### [Trecho da fonte]
((

A Abipla tem analisado essas estruturas desde que elas surgiram no Brasil. Em abril, por exemplo, elaborou nota conjunta com o Conselho Federal de Química (CFQ/CRQ), questionando a eficácia desses equipamentos. A resposta da ANVISA veio em maio, por meio da Nota Técnica 38/2020, em que a agência sanitária afirma que o equipamento não é recomendado por nenhuma das principais agências reguladoras de saúde do mundo. “Não foram encontradas recomendações por parte de órgãos como a Organização Mundial da Saúde (OMS), Agência de Medicamentos e Alimentos dos EUA (FDA) ou Centro de Controle de Doenças dos EUA (CDC) sobre a desinfecção de pessoas no combate à Covid-19, na modalidade de túneis ou câmaras. Igualmente, não existe recomendação da Agência Europeia de Substâncias e Misturas Químicas (ECHA) nesse mesmo sentido”, diz o texto.

))

### [Instruções da tarefa]
De acordo com o trecho da fonte acima, com qual órgão a Abipla elaborou uma nota conjunta em abril?

### [Conjunto de dados]
((

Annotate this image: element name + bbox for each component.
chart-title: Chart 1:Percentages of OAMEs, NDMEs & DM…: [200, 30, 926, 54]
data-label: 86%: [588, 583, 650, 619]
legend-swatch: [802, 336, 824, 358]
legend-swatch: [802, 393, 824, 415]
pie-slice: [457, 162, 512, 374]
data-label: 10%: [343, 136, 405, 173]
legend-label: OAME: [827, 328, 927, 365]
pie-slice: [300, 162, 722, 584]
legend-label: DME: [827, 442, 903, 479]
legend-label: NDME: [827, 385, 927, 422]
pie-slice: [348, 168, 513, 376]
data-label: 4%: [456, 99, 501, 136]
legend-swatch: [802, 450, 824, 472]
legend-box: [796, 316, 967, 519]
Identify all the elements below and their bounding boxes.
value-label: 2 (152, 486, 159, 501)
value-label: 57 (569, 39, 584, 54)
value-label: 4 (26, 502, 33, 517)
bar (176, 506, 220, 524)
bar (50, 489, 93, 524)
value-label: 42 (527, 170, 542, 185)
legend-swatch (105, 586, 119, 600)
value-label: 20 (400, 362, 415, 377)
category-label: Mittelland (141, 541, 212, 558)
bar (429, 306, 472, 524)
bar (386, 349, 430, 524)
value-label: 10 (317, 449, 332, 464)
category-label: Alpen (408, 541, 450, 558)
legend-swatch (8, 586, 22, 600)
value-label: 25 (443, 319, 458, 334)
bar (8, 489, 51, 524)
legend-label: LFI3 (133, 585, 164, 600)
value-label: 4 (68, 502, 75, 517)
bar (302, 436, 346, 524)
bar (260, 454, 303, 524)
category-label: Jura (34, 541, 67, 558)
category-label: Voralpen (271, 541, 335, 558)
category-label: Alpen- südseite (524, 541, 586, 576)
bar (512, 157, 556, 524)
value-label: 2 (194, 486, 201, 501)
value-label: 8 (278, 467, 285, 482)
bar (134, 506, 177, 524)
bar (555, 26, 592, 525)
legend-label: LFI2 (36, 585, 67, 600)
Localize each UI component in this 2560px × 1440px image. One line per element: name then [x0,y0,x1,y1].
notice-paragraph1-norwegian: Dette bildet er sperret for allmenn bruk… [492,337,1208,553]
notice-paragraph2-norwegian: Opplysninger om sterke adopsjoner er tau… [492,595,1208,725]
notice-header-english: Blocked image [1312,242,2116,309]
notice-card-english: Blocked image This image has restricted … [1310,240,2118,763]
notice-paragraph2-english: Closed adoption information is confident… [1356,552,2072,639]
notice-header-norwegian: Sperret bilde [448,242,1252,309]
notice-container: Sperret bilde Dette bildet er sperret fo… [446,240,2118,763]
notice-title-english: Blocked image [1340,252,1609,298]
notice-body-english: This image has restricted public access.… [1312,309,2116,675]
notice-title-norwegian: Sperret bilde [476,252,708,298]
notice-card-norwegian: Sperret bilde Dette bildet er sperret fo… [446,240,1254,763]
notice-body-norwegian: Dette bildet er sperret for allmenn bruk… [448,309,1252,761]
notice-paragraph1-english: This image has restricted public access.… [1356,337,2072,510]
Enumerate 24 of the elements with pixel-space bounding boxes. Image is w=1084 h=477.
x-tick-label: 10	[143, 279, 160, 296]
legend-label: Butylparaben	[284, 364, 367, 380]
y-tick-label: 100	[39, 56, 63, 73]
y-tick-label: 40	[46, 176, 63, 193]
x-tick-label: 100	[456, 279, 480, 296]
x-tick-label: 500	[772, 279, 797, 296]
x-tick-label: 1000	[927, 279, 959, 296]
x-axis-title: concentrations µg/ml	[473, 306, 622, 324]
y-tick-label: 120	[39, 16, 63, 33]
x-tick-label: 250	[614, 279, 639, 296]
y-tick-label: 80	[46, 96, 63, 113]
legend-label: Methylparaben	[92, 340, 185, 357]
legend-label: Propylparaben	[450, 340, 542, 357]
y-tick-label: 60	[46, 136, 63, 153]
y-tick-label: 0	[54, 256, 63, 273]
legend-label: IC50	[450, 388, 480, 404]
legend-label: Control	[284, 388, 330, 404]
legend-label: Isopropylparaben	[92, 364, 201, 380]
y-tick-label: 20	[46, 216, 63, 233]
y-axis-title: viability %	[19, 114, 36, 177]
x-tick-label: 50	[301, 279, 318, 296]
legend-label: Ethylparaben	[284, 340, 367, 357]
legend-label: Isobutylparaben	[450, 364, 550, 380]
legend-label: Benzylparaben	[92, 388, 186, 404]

))

### [Área de resposta]
Com o Conselho Federal de Química (CFQ/CRQ).